Items from a data source
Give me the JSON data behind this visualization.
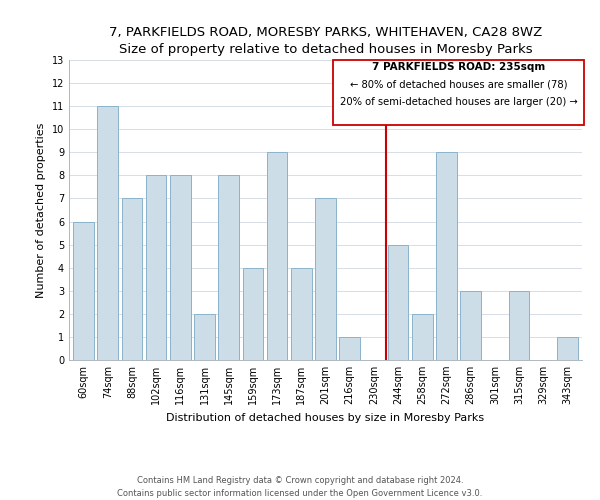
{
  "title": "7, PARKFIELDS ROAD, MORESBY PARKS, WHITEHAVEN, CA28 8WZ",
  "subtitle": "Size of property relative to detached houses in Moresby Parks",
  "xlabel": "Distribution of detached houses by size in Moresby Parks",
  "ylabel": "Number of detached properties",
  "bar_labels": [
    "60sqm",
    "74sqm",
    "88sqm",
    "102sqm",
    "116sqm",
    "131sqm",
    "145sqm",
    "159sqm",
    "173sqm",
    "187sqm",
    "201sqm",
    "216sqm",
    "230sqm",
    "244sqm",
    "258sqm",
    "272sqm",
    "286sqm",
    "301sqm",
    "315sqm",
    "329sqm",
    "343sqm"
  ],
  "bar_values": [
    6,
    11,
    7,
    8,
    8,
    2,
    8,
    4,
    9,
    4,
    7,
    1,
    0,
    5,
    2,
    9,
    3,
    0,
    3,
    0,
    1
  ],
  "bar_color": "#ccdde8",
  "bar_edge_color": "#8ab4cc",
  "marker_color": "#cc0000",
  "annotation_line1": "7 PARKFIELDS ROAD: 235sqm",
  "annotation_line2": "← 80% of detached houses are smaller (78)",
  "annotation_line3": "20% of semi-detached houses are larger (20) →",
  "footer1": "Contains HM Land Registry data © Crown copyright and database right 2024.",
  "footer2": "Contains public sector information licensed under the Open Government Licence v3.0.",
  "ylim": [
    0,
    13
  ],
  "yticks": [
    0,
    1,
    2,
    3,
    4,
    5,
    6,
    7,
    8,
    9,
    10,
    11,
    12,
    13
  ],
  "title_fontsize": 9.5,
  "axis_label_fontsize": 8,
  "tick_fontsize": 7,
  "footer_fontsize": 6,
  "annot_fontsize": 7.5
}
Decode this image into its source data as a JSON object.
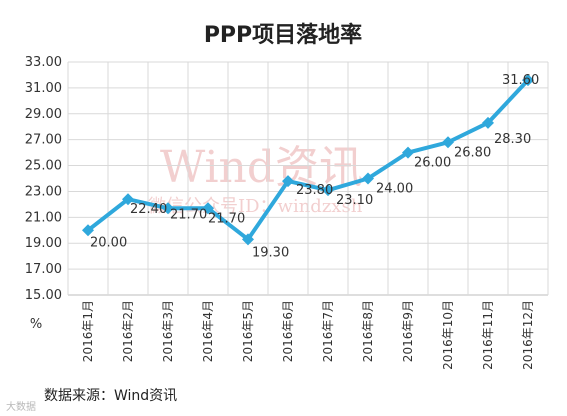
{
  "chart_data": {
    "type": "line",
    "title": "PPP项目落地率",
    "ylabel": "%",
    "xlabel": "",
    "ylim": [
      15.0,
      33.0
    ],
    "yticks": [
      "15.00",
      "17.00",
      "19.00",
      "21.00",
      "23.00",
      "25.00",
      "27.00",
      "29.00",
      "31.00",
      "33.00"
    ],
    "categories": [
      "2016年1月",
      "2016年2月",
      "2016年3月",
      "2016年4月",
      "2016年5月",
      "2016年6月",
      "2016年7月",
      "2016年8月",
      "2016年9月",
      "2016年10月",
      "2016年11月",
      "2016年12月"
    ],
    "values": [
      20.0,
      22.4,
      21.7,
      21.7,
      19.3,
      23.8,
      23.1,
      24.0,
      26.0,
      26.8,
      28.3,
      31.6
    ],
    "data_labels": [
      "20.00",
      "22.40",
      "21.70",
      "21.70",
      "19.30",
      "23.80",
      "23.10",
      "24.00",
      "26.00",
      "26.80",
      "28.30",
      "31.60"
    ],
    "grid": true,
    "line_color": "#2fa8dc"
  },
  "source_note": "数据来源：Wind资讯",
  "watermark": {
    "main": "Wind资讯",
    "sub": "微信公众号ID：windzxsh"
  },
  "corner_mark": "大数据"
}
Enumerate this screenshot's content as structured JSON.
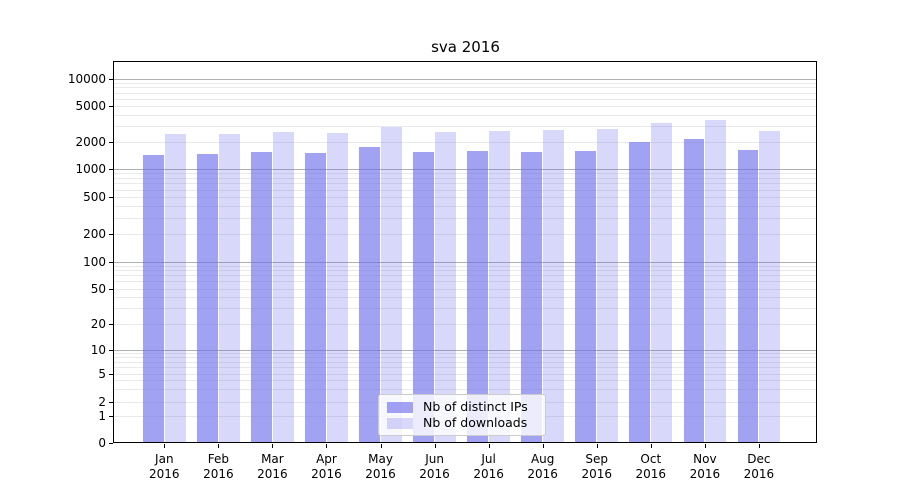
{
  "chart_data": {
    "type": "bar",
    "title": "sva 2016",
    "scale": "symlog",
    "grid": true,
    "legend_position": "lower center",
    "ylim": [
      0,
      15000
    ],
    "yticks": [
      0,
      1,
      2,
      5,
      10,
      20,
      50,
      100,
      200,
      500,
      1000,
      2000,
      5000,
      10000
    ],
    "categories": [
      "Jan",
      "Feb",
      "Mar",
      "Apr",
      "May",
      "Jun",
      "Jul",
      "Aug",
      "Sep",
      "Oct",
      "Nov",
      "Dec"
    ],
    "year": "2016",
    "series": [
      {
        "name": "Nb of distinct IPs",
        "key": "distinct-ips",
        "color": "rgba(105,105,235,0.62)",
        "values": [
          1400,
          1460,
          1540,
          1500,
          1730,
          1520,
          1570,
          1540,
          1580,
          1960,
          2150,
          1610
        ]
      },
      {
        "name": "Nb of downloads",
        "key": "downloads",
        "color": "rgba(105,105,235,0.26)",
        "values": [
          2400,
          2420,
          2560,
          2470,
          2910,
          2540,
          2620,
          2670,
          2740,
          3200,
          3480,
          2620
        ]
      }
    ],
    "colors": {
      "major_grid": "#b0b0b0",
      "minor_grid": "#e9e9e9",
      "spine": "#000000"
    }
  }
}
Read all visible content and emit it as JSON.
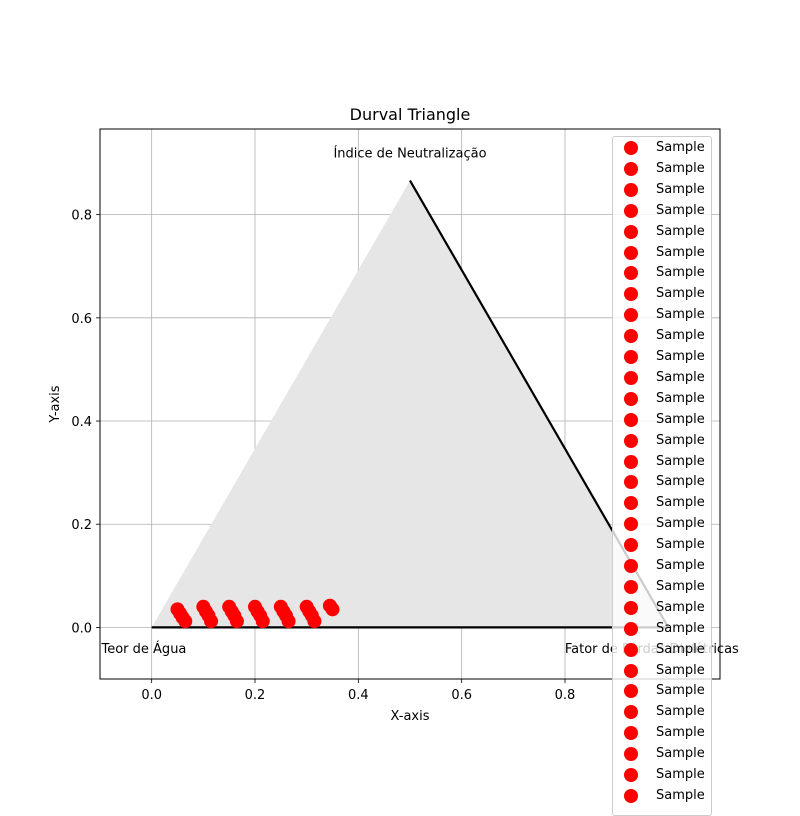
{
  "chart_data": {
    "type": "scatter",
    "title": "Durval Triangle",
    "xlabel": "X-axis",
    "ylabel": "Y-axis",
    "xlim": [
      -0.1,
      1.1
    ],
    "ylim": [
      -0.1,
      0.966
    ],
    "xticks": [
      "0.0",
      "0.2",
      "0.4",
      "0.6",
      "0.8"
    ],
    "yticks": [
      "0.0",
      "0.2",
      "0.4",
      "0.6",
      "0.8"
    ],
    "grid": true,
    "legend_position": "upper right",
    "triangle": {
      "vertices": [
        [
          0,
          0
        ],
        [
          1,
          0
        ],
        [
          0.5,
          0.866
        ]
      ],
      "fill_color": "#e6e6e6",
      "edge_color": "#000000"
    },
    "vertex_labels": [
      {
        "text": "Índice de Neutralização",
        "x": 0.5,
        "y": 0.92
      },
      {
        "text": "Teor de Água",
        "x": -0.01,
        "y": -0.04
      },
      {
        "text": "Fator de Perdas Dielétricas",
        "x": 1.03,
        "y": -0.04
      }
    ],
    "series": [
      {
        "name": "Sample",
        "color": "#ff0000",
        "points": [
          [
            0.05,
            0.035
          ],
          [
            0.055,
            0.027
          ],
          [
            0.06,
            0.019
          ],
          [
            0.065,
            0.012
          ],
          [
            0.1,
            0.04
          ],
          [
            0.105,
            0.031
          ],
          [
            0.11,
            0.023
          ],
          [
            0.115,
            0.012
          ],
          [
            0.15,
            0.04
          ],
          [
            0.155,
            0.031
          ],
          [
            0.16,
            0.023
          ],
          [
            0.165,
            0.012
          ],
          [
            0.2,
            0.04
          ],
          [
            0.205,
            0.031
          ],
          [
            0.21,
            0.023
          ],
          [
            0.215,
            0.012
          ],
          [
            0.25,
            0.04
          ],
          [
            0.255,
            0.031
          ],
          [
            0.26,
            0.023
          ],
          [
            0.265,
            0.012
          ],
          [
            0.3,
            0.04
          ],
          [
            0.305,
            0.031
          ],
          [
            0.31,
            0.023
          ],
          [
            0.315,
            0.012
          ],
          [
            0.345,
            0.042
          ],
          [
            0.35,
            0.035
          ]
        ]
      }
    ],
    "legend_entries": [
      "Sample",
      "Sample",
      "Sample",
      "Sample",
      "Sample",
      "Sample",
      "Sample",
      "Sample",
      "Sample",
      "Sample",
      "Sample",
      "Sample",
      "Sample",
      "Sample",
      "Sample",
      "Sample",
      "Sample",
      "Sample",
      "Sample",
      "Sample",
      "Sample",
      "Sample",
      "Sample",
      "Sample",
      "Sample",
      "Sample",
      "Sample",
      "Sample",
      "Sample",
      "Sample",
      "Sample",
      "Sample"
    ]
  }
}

§ TO DO: Check each line of the records for the word "ylabel" and extract those that contain it.

§ OUTPUT OF THE EXERCISE:
  "ylabel": "Number of detached properties",
    "ylabel": "%",
    "ylabel": "Y-axis",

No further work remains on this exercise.